PROBLEM STATEMENT: All of the lines below are to be printed again exactly; images are excluded from the output.

Structured figure records

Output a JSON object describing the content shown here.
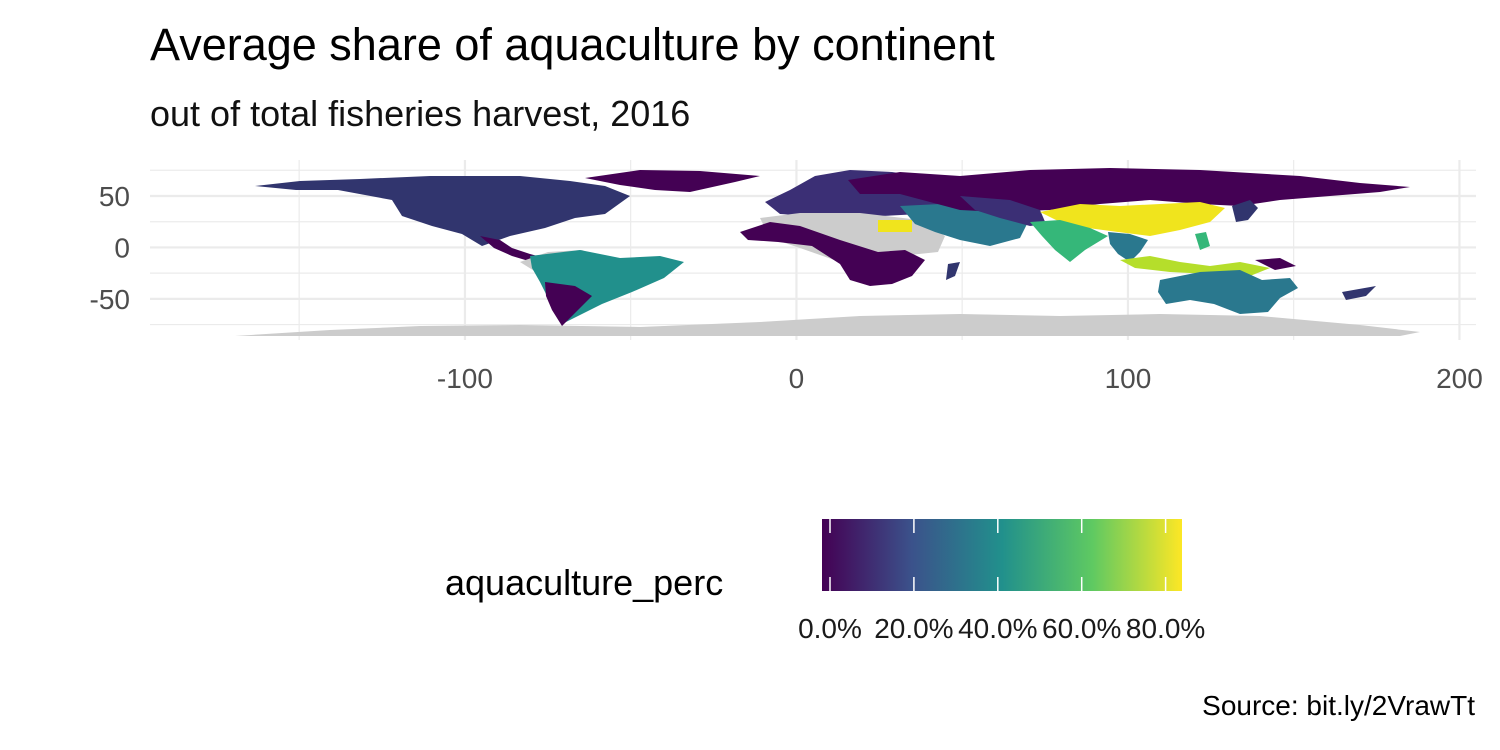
{
  "title": "Average share of aquaculture by continent",
  "subtitle": "out of total fisheries harvest, 2016",
  "caption": "Source: bit.ly/2VrawTt",
  "map": {
    "projection": "longitude/latitude",
    "x_ticks": [
      -100,
      0,
      100,
      200
    ],
    "x_tick_labels": [
      "-100",
      "0",
      "100",
      "200"
    ],
    "y_ticks": [
      50,
      0,
      -50
    ],
    "y_tick_labels": [
      "50",
      "0",
      "-50"
    ],
    "xlim": [
      -195,
      205
    ],
    "ylim": [
      -90,
      85
    ],
    "grid": true,
    "no_data_color": "#cccccc",
    "regions": [
      {
        "region": "North America",
        "value": 0.12,
        "color": "#31356e"
      },
      {
        "region": "Greenland",
        "value": 0.01,
        "color": "#440154"
      },
      {
        "region": "Central America",
        "value": 0.03,
        "color": "#440154"
      },
      {
        "region": "South America",
        "value": 0.48,
        "color": "#21908c"
      },
      {
        "region": "Europe",
        "value": 0.1,
        "color": "#3b2f75"
      },
      {
        "region": "Africa",
        "value": 0.01,
        "color": "#440154"
      },
      {
        "region": "Egypt",
        "value": 0.82,
        "color": "#f0e41d"
      },
      {
        "region": "Middle East",
        "value": 0.35,
        "color": "#2a788e"
      },
      {
        "region": "South Asia",
        "value": 0.55,
        "color": "#35b779"
      },
      {
        "region": "Russia",
        "value": 0.02,
        "color": "#440154"
      },
      {
        "region": "China",
        "value": 0.82,
        "color": "#f0e41d"
      },
      {
        "region": "Southeast Asia",
        "value": 0.7,
        "color": "#b5de2b"
      },
      {
        "region": "Oceania",
        "value": 0.3,
        "color": "#2a788e"
      },
      {
        "region": "Antarctica",
        "value": null,
        "color": "#cccccc"
      }
    ]
  },
  "legend": {
    "title": "aquaculture_perc",
    "min": 0.0,
    "max": 0.82,
    "breaks": [
      0.0,
      0.2,
      0.4,
      0.6,
      0.8
    ],
    "break_labels": [
      "0.0%",
      "20.0%",
      "40.0%",
      "60.0%",
      "80.0%"
    ],
    "palette": [
      "#440154",
      "#3b528b",
      "#21908c",
      "#5ec962",
      "#fde725"
    ]
  }
}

TASK RESULT:
Output a JSON object describing the content shown here.
{
  "title": "Average share of aquaculture by continent",
  "subtitle": "out of total fisheries harvest, 2016",
  "caption": "Source: bit.ly/2VrawTt",
  "map": {
    "projection": "longitude/latitude",
    "x_ticks": [
      -100,
      0,
      100,
      200
    ],
    "x_tick_labels": [
      "-100",
      "0",
      "100",
      "200"
    ],
    "y_ticks": [
      50,
      0,
      -50
    ],
    "y_tick_labels": [
      "50",
      "0",
      "-50"
    ],
    "xlim": [
      -195,
      205
    ],
    "ylim": [
      -90,
      85
    ],
    "grid": true,
    "no_data_color": "#cccccc",
    "regions": [
      {
        "region": "North America",
        "value": 0.12,
        "color": "#31356e"
      },
      {
        "region": "Greenland",
        "value": 0.01,
        "color": "#440154"
      },
      {
        "region": "Central America",
        "value": 0.03,
        "color": "#440154"
      },
      {
        "region": "South America",
        "value": 0.48,
        "color": "#21908c"
      },
      {
        "region": "Europe",
        "value": 0.1,
        "color": "#3b2f75"
      },
      {
        "region": "Africa",
        "value": 0.01,
        "color": "#440154"
      },
      {
        "region": "Egypt",
        "value": 0.82,
        "color": "#f0e41d"
      },
      {
        "region": "Middle East",
        "value": 0.35,
        "color": "#2a788e"
      },
      {
        "region": "South Asia",
        "value": 0.55,
        "color": "#35b779"
      },
      {
        "region": "Russia",
        "value": 0.02,
        "color": "#440154"
      },
      {
        "region": "China",
        "value": 0.82,
        "color": "#f0e41d"
      },
      {
        "region": "Southeast Asia",
        "value": 0.7,
        "color": "#b5de2b"
      },
      {
        "region": "Oceania",
        "value": 0.3,
        "color": "#2a788e"
      },
      {
        "region": "Antarctica",
        "value": null,
        "color": "#cccccc"
      }
    ]
  },
  "legend": {
    "title": "aquaculture_perc",
    "min": 0.0,
    "max": 0.82,
    "breaks": [
      0.0,
      0.2,
      0.4,
      0.6,
      0.8
    ],
    "break_labels": [
      "0.0%",
      "20.0%",
      "40.0%",
      "60.0%",
      "80.0%"
    ],
    "palette": [
      "#440154",
      "#3b528b",
      "#21908c",
      "#5ec962",
      "#fde725"
    ]
  }
}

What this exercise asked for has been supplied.